### WORK TO DO
Tally up the lines that include "Temperatura" and state that number by itself.

### DATASET RECORDS
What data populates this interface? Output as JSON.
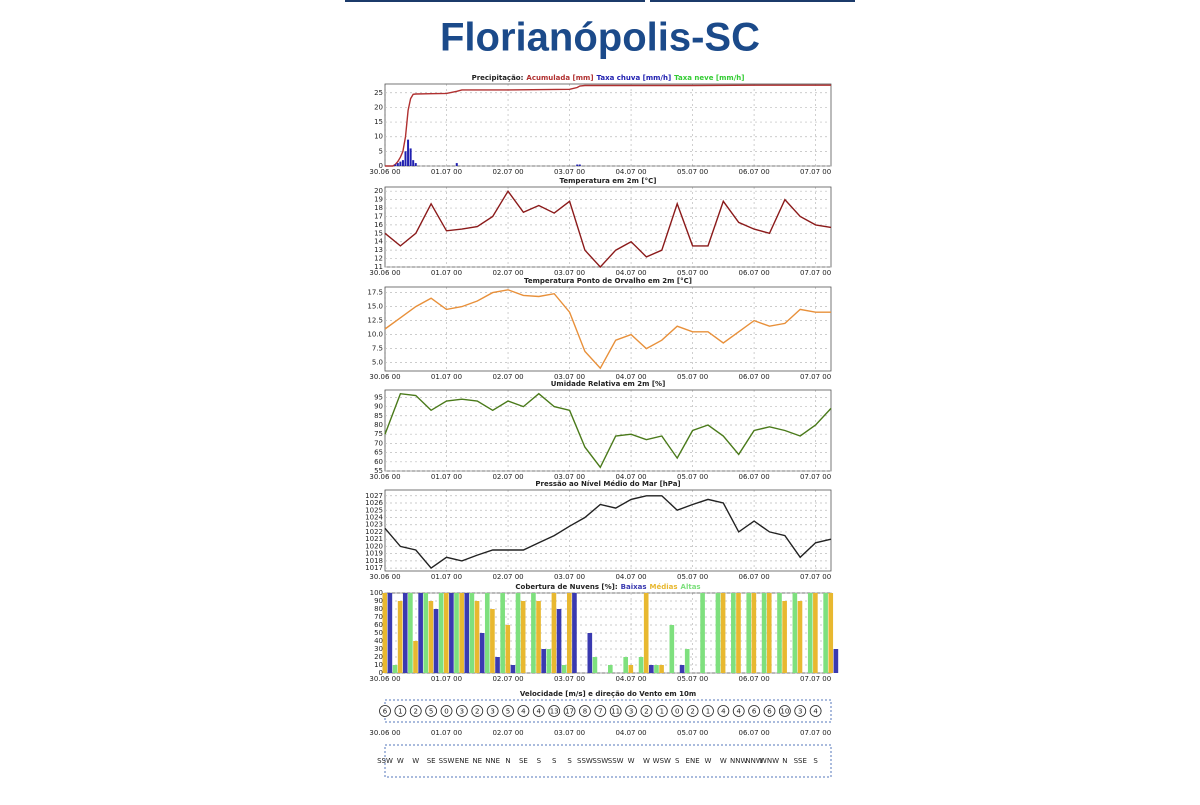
{
  "header": {
    "title": "Florianópolis-SC"
  },
  "chart_data": [
    {
      "type": "combo",
      "title": "Precipitação:",
      "x": [
        0,
        3,
        4,
        5,
        6,
        7,
        8,
        9,
        10,
        11,
        12,
        18,
        24,
        28,
        30,
        48,
        72,
        75,
        76,
        78,
        96,
        120,
        144,
        168,
        174
      ],
      "series": [
        {
          "name": "Acumulada [mm]",
          "color": "#b03030",
          "kind": "line",
          "values": [
            0,
            0,
            0.5,
            1.5,
            3,
            5,
            10,
            19,
            23,
            24.5,
            24.6,
            24.7,
            24.8,
            25.5,
            26,
            26,
            26.2,
            26.8,
            27.3,
            27.5,
            27.5,
            27.5,
            27.6,
            27.6,
            27.6
          ]
        },
        {
          "name": "Taxa chuva [mm/h]",
          "color": "#2020b0",
          "kind": "bar",
          "values": [
            0,
            0,
            0.5,
            1,
            1.5,
            2,
            5,
            9,
            6,
            2,
            1,
            0,
            0,
            1,
            0,
            0,
            0,
            0.5,
            0.5,
            0,
            0,
            0,
            0,
            0,
            0
          ]
        }
      ],
      "extra_legend": {
        "name": "Taxa neve [mm/h]",
        "color": "#33cc33"
      },
      "xlim": [
        0,
        174
      ],
      "xticks": [
        {
          "value": 0,
          "label": "30.06 00"
        },
        {
          "value": 24,
          "label": "01.07 00"
        },
        {
          "value": 48,
          "label": "02.07 00"
        },
        {
          "value": 72,
          "label": "03.07 00"
        },
        {
          "value": 96,
          "label": "04.07 00"
        },
        {
          "value": 120,
          "label": "05.07 00"
        },
        {
          "value": 144,
          "label": "06.07 00"
        },
        {
          "value": 168,
          "label": "07.07 00"
        }
      ],
      "ylim": [
        0,
        28
      ],
      "yticks": [
        0,
        5,
        10,
        15,
        20,
        25
      ],
      "grid": true
    },
    {
      "type": "line",
      "title": "Temperatura em 2m [°C]",
      "x": [
        0,
        6,
        12,
        18,
        24,
        30,
        36,
        42,
        48,
        54,
        60,
        66,
        72,
        78,
        84,
        90,
        96,
        102,
        108,
        114,
        120,
        126,
        132,
        138,
        144,
        150,
        156,
        162,
        168,
        174
      ],
      "series": [
        {
          "color": "#8b1a1a",
          "values": [
            15,
            13.5,
            15,
            18.5,
            15.3,
            15.5,
            15.8,
            17,
            20,
            17.5,
            18.3,
            17.4,
            18.8,
            13,
            11,
            13,
            14,
            12.2,
            13,
            18.5,
            13.5,
            13.5,
            18.8,
            16.3,
            15.5,
            15,
            19,
            17,
            16,
            15.7
          ]
        }
      ],
      "xlim": [
        0,
        174
      ],
      "xticks": [
        {
          "value": 0,
          "label": "30.06 00"
        },
        {
          "value": 24,
          "label": "01.07 00"
        },
        {
          "value": 48,
          "label": "02.07 00"
        },
        {
          "value": 72,
          "label": "03.07 00"
        },
        {
          "value": 96,
          "label": "04.07 00"
        },
        {
          "value": 120,
          "label": "05.07 00"
        },
        {
          "value": 144,
          "label": "06.07 00"
        },
        {
          "value": 168,
          "label": "07.07 00"
        }
      ],
      "ylim": [
        11,
        20.5
      ],
      "yticks": [
        11,
        12,
        13,
        14,
        15,
        16,
        17,
        18,
        19,
        20
      ],
      "grid": true
    },
    {
      "type": "line",
      "title": "Temperatura Ponto de Orvalho em 2m [°C]",
      "x": [
        0,
        6,
        12,
        18,
        24,
        30,
        36,
        42,
        48,
        54,
        60,
        66,
        72,
        78,
        84,
        90,
        96,
        102,
        108,
        114,
        120,
        126,
        132,
        138,
        144,
        150,
        156,
        162,
        168,
        174
      ],
      "series": [
        {
          "color": "#e8903a",
          "values": [
            11,
            13,
            15,
            16.5,
            14.5,
            15,
            16,
            17.5,
            18,
            17,
            16.8,
            17.3,
            14,
            7,
            4,
            9,
            10,
            7.5,
            9,
            11.5,
            10.5,
            10.5,
            8.5,
            10.5,
            12.5,
            11.5,
            12,
            14.5,
            14,
            14
          ]
        }
      ],
      "xlim": [
        0,
        174
      ],
      "xticks": [
        {
          "value": 0,
          "label": "30.06 00"
        },
        {
          "value": 24,
          "label": "01.07 00"
        },
        {
          "value": 48,
          "label": "02.07 00"
        },
        {
          "value": 72,
          "label": "03.07 00"
        },
        {
          "value": 96,
          "label": "04.07 00"
        },
        {
          "value": 120,
          "label": "05.07 00"
        },
        {
          "value": 144,
          "label": "06.07 00"
        },
        {
          "value": 168,
          "label": "07.07 00"
        }
      ],
      "ylim": [
        3.5,
        18.5
      ],
      "yticks": [
        {
          "value": 5,
          "label": "5.0"
        },
        7.5,
        {
          "value": 10,
          "label": "10.0"
        },
        12.5,
        {
          "value": 15,
          "label": "15.0"
        },
        17.5
      ],
      "grid": true
    },
    {
      "type": "line",
      "title": "Umidade Relativa em 2m [%]",
      "x": [
        0,
        6,
        12,
        18,
        24,
        30,
        36,
        42,
        48,
        54,
        60,
        66,
        72,
        78,
        84,
        90,
        96,
        102,
        108,
        114,
        120,
        126,
        132,
        138,
        144,
        150,
        156,
        162,
        168,
        174
      ],
      "series": [
        {
          "color": "#4a7a1a",
          "values": [
            75,
            97,
            96,
            88,
            93,
            94,
            93,
            88,
            93,
            90,
            97,
            90,
            88,
            68,
            57,
            74,
            75,
            72,
            74,
            62,
            77,
            80,
            74,
            64,
            77,
            79,
            77,
            74,
            80,
            89
          ]
        }
      ],
      "xlim": [
        0,
        174
      ],
      "xticks": [
        {
          "value": 0,
          "label": "30.06 00"
        },
        {
          "value": 24,
          "label": "01.07 00"
        },
        {
          "value": 48,
          "label": "02.07 00"
        },
        {
          "value": 72,
          "label": "03.07 00"
        },
        {
          "value": 96,
          "label": "04.07 00"
        },
        {
          "value": 120,
          "label": "05.07 00"
        },
        {
          "value": 144,
          "label": "06.07 00"
        },
        {
          "value": 168,
          "label": "07.07 00"
        }
      ],
      "ylim": [
        55,
        99
      ],
      "yticks": [
        55,
        60,
        65,
        70,
        75,
        80,
        85,
        90,
        95
      ],
      "grid": true
    },
    {
      "type": "line",
      "title": "Pressão ao Nível Médio do Mar [hPa]",
      "x": [
        0,
        6,
        12,
        18,
        24,
        30,
        36,
        42,
        48,
        54,
        60,
        66,
        72,
        78,
        84,
        90,
        96,
        102,
        108,
        114,
        120,
        126,
        132,
        138,
        144,
        150,
        156,
        162,
        168,
        174
      ],
      "series": [
        {
          "color": "#222222",
          "values": [
            1022.5,
            1020,
            1019.5,
            1017,
            1018.5,
            1018,
            1018.8,
            1019.5,
            1019.5,
            1019.5,
            1020.5,
            1021.5,
            1022.8,
            1024,
            1025.8,
            1025.3,
            1026.5,
            1027,
            1027,
            1025,
            1025.8,
            1026.5,
            1026,
            1022,
            1023.5,
            1022,
            1021.5,
            1018.5,
            1020.5,
            1021
          ]
        }
      ],
      "xlim": [
        0,
        174
      ],
      "xticks": [
        {
          "value": 0,
          "label": "30.06 00"
        },
        {
          "value": 24,
          "label": "01.07 00"
        },
        {
          "value": 48,
          "label": "02.07 00"
        },
        {
          "value": 72,
          "label": "03.07 00"
        },
        {
          "value": 96,
          "label": "04.07 00"
        },
        {
          "value": 120,
          "label": "05.07 00"
        },
        {
          "value": 144,
          "label": "06.07 00"
        },
        {
          "value": 168,
          "label": "07.07 00"
        }
      ],
      "ylim": [
        1016.6,
        1027.8
      ],
      "yticks": [
        1017,
        1018,
        1019,
        1020,
        1021,
        1022,
        1023,
        1024,
        1025,
        1026,
        1027
      ],
      "grid": true
    },
    {
      "type": "bar",
      "title": "Cobertura de Nuvens [%]:",
      "x": [
        0,
        6,
        12,
        18,
        24,
        30,
        36,
        42,
        48,
        54,
        60,
        66,
        72,
        78,
        84,
        90,
        96,
        102,
        108,
        114,
        120,
        126,
        132,
        138,
        144,
        150,
        156,
        162,
        168,
        174
      ],
      "series": [
        {
          "name": "Baixas",
          "color": "#3a3ab0",
          "values": [
            100,
            100,
            100,
            80,
            100,
            100,
            50,
            20,
            10,
            0,
            30,
            80,
            100,
            50,
            0,
            0,
            0,
            10,
            0,
            10,
            0,
            0,
            0,
            0,
            0,
            0,
            0,
            0,
            0,
            30
          ]
        },
        {
          "name": "Médias",
          "color": "#e8b830",
          "values": [
            100,
            90,
            40,
            90,
            100,
            100,
            90,
            80,
            60,
            90,
            90,
            100,
            100,
            0,
            0,
            0,
            10,
            100,
            10,
            0,
            0,
            0,
            100,
            100,
            100,
            100,
            90,
            90,
            100,
            100
          ]
        },
        {
          "name": "Altas",
          "color": "#7ee07e",
          "values": [
            0,
            10,
            100,
            100,
            100,
            100,
            100,
            100,
            100,
            100,
            100,
            30,
            10,
            0,
            20,
            10,
            20,
            20,
            10,
            60,
            30,
            100,
            100,
            100,
            100,
            100,
            100,
            100,
            100,
            100
          ]
        }
      ],
      "xlim": [
        0,
        174
      ],
      "xticks": [
        {
          "value": 0,
          "label": "30.06 00"
        },
        {
          "value": 24,
          "label": "01.07 00"
        },
        {
          "value": 48,
          "label": "02.07 00"
        },
        {
          "value": 72,
          "label": "03.07 00"
        },
        {
          "value": 96,
          "label": "04.07 00"
        },
        {
          "value": 120,
          "label": "05.07 00"
        },
        {
          "value": 144,
          "label": "06.07 00"
        },
        {
          "value": 168,
          "label": "07.07 00"
        }
      ],
      "ylim": [
        0,
        100
      ],
      "yticks": [
        0,
        10,
        20,
        30,
        40,
        50,
        60,
        70,
        80,
        90,
        100
      ],
      "grid": true
    },
    {
      "type": "wind",
      "title": "Velocidade [m/s] e direção do Vento em 10m",
      "x": [
        0,
        6,
        12,
        18,
        24,
        30,
        36,
        42,
        48,
        54,
        60,
        66,
        72,
        78,
        84,
        90,
        96,
        102,
        108,
        114,
        120,
        126,
        132,
        138,
        144,
        150,
        156,
        162,
        168
      ],
      "speed": [
        6,
        1,
        2,
        5,
        0,
        3,
        2,
        3,
        5,
        4,
        4,
        13,
        17,
        8,
        7,
        11,
        3,
        2,
        1,
        0,
        2,
        1,
        4,
        4,
        6,
        6,
        10,
        3,
        4
      ],
      "direction": [
        "SSW",
        "W",
        "W",
        "SE",
        "SSW",
        "ENE",
        "NE",
        "NNE",
        "N",
        "SE",
        "S",
        "S",
        "S",
        "SSW",
        "SSW",
        "SSW",
        "W",
        "W",
        "WSW",
        "S",
        "ENE",
        "W",
        "W",
        "NNW",
        "NNW",
        "WNW",
        "N",
        "SSE",
        "S"
      ],
      "xlim": [
        0,
        174
      ],
      "xticks": [
        {
          "value": 0,
          "label": "30.06 00"
        },
        {
          "value": 24,
          "label": "01.07 00"
        },
        {
          "value": 48,
          "label": "02.07 00"
        },
        {
          "value": 72,
          "label": "03.07 00"
        },
        {
          "value": 96,
          "label": "04.07 00"
        },
        {
          "value": 120,
          "label": "05.07 00"
        },
        {
          "value": 144,
          "label": "06.07 00"
        },
        {
          "value": 168,
          "label": "07.07 00"
        }
      ]
    }
  ]
}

### RESPONSE
2